WHAT YOU WILL DO
Repeat each record below exactly as given.

EXTRACTED MATERIAL
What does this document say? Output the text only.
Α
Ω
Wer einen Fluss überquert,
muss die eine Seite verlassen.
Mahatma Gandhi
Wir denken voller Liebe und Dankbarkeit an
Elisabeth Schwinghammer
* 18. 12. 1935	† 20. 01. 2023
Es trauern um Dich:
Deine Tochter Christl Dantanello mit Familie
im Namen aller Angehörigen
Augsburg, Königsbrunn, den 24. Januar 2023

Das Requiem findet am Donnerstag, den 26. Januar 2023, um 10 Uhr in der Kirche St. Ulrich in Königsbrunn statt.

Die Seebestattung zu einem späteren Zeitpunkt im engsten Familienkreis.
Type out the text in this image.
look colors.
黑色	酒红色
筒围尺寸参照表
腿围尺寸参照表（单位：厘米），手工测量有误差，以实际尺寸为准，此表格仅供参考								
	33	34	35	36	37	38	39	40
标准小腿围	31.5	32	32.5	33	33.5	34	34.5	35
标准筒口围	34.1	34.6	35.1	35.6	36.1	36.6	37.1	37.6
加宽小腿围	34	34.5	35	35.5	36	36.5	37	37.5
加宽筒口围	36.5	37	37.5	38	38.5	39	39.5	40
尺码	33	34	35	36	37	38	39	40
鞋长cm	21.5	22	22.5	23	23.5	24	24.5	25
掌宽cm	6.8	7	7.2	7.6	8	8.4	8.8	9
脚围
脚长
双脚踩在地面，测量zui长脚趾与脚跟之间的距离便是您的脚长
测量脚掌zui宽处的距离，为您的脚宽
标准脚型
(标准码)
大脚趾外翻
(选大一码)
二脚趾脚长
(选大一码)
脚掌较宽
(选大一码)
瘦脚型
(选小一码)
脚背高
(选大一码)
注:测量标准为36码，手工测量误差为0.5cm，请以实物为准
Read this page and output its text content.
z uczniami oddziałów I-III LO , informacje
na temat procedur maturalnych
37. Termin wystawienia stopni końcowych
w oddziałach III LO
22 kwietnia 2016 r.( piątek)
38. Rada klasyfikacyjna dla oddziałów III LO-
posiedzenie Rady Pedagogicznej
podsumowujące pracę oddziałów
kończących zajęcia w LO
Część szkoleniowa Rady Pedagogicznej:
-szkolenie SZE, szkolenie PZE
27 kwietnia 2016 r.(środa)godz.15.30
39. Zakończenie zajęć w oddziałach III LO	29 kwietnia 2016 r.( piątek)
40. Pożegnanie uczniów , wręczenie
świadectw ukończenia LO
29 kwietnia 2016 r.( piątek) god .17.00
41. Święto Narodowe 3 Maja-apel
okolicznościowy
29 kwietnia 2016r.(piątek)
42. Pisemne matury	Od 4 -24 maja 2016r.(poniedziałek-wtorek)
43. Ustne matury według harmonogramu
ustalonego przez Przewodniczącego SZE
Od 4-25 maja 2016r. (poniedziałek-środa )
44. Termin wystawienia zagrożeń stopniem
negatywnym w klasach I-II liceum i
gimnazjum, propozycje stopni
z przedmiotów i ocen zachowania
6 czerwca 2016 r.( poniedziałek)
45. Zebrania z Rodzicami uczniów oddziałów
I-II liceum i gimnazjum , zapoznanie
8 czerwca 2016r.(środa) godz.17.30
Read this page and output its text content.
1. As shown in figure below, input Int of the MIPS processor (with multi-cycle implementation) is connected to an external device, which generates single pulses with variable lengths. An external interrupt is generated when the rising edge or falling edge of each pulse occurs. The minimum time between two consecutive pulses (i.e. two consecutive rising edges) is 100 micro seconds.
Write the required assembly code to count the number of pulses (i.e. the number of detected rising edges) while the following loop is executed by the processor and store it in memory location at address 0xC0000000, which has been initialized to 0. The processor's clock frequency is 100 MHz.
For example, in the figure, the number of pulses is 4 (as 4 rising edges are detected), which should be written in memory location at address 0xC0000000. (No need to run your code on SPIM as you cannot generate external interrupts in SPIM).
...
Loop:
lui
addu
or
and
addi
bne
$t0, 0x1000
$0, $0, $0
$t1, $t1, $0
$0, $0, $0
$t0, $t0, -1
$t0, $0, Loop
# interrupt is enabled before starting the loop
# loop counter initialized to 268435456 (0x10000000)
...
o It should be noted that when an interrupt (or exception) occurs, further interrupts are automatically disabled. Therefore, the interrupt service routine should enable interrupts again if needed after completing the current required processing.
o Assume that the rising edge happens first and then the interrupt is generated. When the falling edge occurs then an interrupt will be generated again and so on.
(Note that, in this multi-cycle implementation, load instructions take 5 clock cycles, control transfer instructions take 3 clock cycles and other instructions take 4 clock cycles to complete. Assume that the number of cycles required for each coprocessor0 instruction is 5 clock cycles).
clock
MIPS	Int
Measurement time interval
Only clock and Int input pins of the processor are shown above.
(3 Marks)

WORKED SOLUTION
What does this document say? Output the text only.
Α
Ω
Wer einen Fluss überquert,
muss die eine Seite verlassen.
Mahatma Gandhi
Wir denken voller Liebe und Dankbarkeit an
Elisabeth Schwinghammer
* 18. 12. 1935	† 20. 01. 2023
Es trauern um Dich:
Deine Tochter Christl Dantanello mit Familie
im Namen aller Angehörigen
Augsburg, Königsbrunn, den 24. Januar 2023

Das Requiem findet am Donnerstag, den 26. Januar 2023, um 10 Uhr in der Kirche St. Ulrich in Königsbrunn statt.

Die Seebestattung zu einem späteren Zeitpunkt im engsten Familienkreis.
Type out the text in this image.
look colors.
黑色	酒红色
筒围尺寸参照表
腿围尺寸参照表（单位：厘米），手工测量有误差，以实际尺寸为准，此表格仅供参考								
	33	34	35	36	37	38	39	40
标准小腿围	31.5	32	32.5	33	33.5	34	34.5	35
标准筒口围	34.1	34.6	35.1	35.6	36.1	36.6	37.1	37.6
加宽小腿围	34	34.5	35	35.5	36	36.5	37	37.5
加宽筒口围	36.5	37	37.5	38	38.5	39	39.5	40
尺码	33	34	35	36	37	38	39	40
鞋长cm	21.5	22	22.5	23	23.5	24	24.5	25
掌宽cm	6.8	7	7.2	7.6	8	8.4	8.8	9
脚围
脚长
双脚踩在地面，测量zui长脚趾与脚跟之间的距离便是您的脚长
测量脚掌zui宽处的距离，为您的脚宽
标准脚型
(标准码)
大脚趾外翻
(选大一码)
二脚趾脚长
(选大一码)
脚掌较宽
(选大一码)
瘦脚型
(选小一码)
脚背高
(选大一码)
注:测量标准为36码，手工测量误差为0.5cm，请以实物为准
Read this page and output its text content.
z uczniami oddziałów I-III LO , informacje
na temat procedur maturalnych
37. Termin wystawienia stopni końcowych
w oddziałach III LO
22 kwietnia 2016 r.( piątek)
38. Rada klasyfikacyjna dla oddziałów III LO-
posiedzenie Rady Pedagogicznej
podsumowujące pracę oddziałów
kończących zajęcia w LO
Część szkoleniowa Rady Pedagogicznej:
-szkolenie SZE, szkolenie PZE
27 kwietnia 2016 r.(środa)godz.15.30
39. Zakończenie zajęć w oddziałach III LO	29 kwietnia 2016 r.( piątek)
40. Pożegnanie uczniów , wręczenie
świadectw ukończenia LO
29 kwietnia 2016 r.( piątek) god .17.00
41. Święto Narodowe 3 Maja-apel
okolicznościowy
29 kwietnia 2016r.(piątek)
42. Pisemne matury	Od 4 -24 maja 2016r.(poniedziałek-wtorek)
43. Ustne matury według harmonogramu
ustalonego przez Przewodniczącego SZE
Od 4-25 maja 2016r. (poniedziałek-środa )
44. Termin wystawienia zagrożeń stopniem
negatywnym w klasach I-II liceum i
gimnazjum, propozycje stopni
z przedmiotów i ocen zachowania
6 czerwca 2016 r.( poniedziałek)
45. Zebrania z Rodzicami uczniów oddziałów
I-II liceum i gimnazjum , zapoznanie
8 czerwca 2016r.(środa) godz.17.30
Read this page and output its text content.
1. As shown in figure below, input Int of the MIPS processor (with multi-cycle implementation) is connected to an external device, which generates single pulses with variable lengths. An external interrupt is generated when the rising edge or falling edge of each pulse occurs. The minimum time between two consecutive pulses (i.e. two consecutive rising edges) is 100 micro seconds.
Write the required assembly code to count the number of pulses (i.e. the number of detected rising edges) while the following loop is executed by the processor and store it in memory location at address 0xC0000000, which has been initialized to 0. The processor's clock frequency is 100 MHz.
For example, in the figure, the number of pulses is 4 (as 4 rising edges are detected), which should be written in memory location at address 0xC0000000. (No need to run your code on SPIM as you cannot generate external interrupts in SPIM).
...
Loop:
lui
addu
or
and
addi
bne
$t0, 0x1000
$0, $0, $0
$t1, $t1, $0
$0, $0, $0
$t0, $t0, -1
$t0, $0, Loop
# interrupt is enabled before starting the loop
# loop counter initialized to 268435456 (0x10000000)
...
o It should be noted that when an interrupt (or exception) occurs, further interrupts are automatically disabled. Therefore, the interrupt service routine should enable interrupts again if needed after completing the current required processing.
o Assume that the rising edge happens first and then the interrupt is generated. When the falling edge occurs then an interrupt will be generated again and so on.
(Note that, in this multi-cycle implementation, load instructions take 5 clock cycles, control transfer instructions take 3 clock cycles and other instructions take 4 clock cycles to complete. Assume that the number of cycles required for each coprocessor0 instruction is 5 clock cycles).
clock
MIPS	Int
Measurement time interval
Only clock and Int input pins of the processor are shown above.
(3 Marks)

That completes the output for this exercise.